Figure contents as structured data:
--

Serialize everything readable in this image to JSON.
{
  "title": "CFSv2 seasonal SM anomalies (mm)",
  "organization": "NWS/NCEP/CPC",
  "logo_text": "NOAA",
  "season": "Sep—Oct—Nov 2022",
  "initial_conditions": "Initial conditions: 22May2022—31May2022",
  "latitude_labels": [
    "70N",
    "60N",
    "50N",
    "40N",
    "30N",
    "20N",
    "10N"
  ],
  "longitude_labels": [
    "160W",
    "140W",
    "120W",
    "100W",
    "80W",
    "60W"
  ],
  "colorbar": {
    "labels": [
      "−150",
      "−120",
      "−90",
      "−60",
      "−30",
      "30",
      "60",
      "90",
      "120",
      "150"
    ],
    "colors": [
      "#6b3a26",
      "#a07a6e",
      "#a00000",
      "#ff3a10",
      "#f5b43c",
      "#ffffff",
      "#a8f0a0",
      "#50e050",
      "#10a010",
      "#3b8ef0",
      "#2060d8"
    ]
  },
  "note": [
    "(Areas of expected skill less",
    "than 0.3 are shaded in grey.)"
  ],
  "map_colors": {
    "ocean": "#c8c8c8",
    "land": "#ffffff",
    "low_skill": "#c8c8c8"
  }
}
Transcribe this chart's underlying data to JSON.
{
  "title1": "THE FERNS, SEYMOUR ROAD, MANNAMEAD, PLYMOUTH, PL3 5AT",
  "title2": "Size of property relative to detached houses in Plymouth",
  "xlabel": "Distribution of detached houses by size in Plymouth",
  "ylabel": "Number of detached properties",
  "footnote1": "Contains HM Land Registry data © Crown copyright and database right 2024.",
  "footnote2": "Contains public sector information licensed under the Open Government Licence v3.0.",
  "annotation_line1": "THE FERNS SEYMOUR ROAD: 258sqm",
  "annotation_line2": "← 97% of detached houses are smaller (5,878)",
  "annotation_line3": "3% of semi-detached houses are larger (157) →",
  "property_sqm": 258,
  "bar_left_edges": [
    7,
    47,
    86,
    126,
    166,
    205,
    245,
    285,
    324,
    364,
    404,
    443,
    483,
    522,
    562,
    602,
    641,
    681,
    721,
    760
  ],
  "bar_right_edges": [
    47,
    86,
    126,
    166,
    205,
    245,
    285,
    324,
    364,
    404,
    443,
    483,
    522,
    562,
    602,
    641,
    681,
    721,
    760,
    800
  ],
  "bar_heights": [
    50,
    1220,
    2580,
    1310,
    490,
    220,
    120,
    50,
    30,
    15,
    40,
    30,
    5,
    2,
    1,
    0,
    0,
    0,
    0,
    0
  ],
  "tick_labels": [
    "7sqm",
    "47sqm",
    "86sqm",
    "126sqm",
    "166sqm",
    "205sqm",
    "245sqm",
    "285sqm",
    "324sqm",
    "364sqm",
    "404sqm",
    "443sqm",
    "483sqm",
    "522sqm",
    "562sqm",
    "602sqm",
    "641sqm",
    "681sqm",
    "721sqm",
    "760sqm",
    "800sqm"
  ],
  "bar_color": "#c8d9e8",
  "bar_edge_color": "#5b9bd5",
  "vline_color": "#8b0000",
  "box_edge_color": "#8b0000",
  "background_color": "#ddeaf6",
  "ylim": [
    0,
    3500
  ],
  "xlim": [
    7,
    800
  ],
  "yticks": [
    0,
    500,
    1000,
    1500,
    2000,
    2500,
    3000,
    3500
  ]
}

--

Using the data above, print every record exactly as shown.

Serialize everything readable in this image to JSON.
{
  "title": "CFSv2 seasonal SM anomalies (mm)",
  "organization": "NWS/NCEP/CPC",
  "logo_text": "NOAA",
  "season": "Sep—Oct—Nov 2022",
  "initial_conditions": "Initial conditions: 22May2022—31May2022",
  "latitude_labels": [
    "70N",
    "60N",
    "50N",
    "40N",
    "30N",
    "20N",
    "10N"
  ],
  "longitude_labels": [
    "160W",
    "140W",
    "120W",
    "100W",
    "80W",
    "60W"
  ],
  "colorbar": {
    "labels": [
      "−150",
      "−120",
      "−90",
      "−60",
      "−30",
      "30",
      "60",
      "90",
      "120",
      "150"
    ],
    "colors": [
      "#6b3a26",
      "#a07a6e",
      "#a00000",
      "#ff3a10",
      "#f5b43c",
      "#ffffff",
      "#a8f0a0",
      "#50e050",
      "#10a010",
      "#3b8ef0",
      "#2060d8"
    ]
  },
  "note": [
    "(Areas of expected skill less",
    "than 0.3 are shaded in grey.)"
  ],
  "map_colors": {
    "ocean": "#c8c8c8",
    "land": "#ffffff",
    "low_skill": "#c8c8c8"
  }
}
Transcribe this chart's underlying data to JSON.
{
  "title1": "THE FERNS, SEYMOUR ROAD, MANNAMEAD, PLYMOUTH, PL3 5AT",
  "title2": "Size of property relative to detached houses in Plymouth",
  "xlabel": "Distribution of detached houses by size in Plymouth",
  "ylabel": "Number of detached properties",
  "footnote1": "Contains HM Land Registry data © Crown copyright and database right 2024.",
  "footnote2": "Contains public sector information licensed under the Open Government Licence v3.0.",
  "annotation_line1": "THE FERNS SEYMOUR ROAD: 258sqm",
  "annotation_line2": "← 97% of detached houses are smaller (5,878)",
  "annotation_line3": "3% of semi-detached houses are larger (157) →",
  "property_sqm": 258,
  "bar_left_edges": [
    7,
    47,
    86,
    126,
    166,
    205,
    245,
    285,
    324,
    364,
    404,
    443,
    483,
    522,
    562,
    602,
    641,
    681,
    721,
    760
  ],
  "bar_right_edges": [
    47,
    86,
    126,
    166,
    205,
    245,
    285,
    324,
    364,
    404,
    443,
    483,
    522,
    562,
    602,
    641,
    681,
    721,
    760,
    800
  ],
  "bar_heights": [
    50,
    1220,
    2580,
    1310,
    490,
    220,
    120,
    50,
    30,
    15,
    40,
    30,
    5,
    2,
    1,
    0,
    0,
    0,
    0,
    0
  ],
  "tick_labels": [
    "7sqm",
    "47sqm",
    "86sqm",
    "126sqm",
    "166sqm",
    "205sqm",
    "245sqm",
    "285sqm",
    "324sqm",
    "364sqm",
    "404sqm",
    "443sqm",
    "483sqm",
    "522sqm",
    "562sqm",
    "602sqm",
    "641sqm",
    "681sqm",
    "721sqm",
    "760sqm",
    "800sqm"
  ],
  "bar_color": "#c8d9e8",
  "bar_edge_color": "#5b9bd5",
  "vline_color": "#8b0000",
  "box_edge_color": "#8b0000",
  "background_color": "#ddeaf6",
  "ylim": [
    0,
    3500
  ],
  "xlim": [
    7,
    800
  ],
  "yticks": [
    0,
    500,
    1000,
    1500,
    2000,
    2500,
    3000,
    3500
  ]
}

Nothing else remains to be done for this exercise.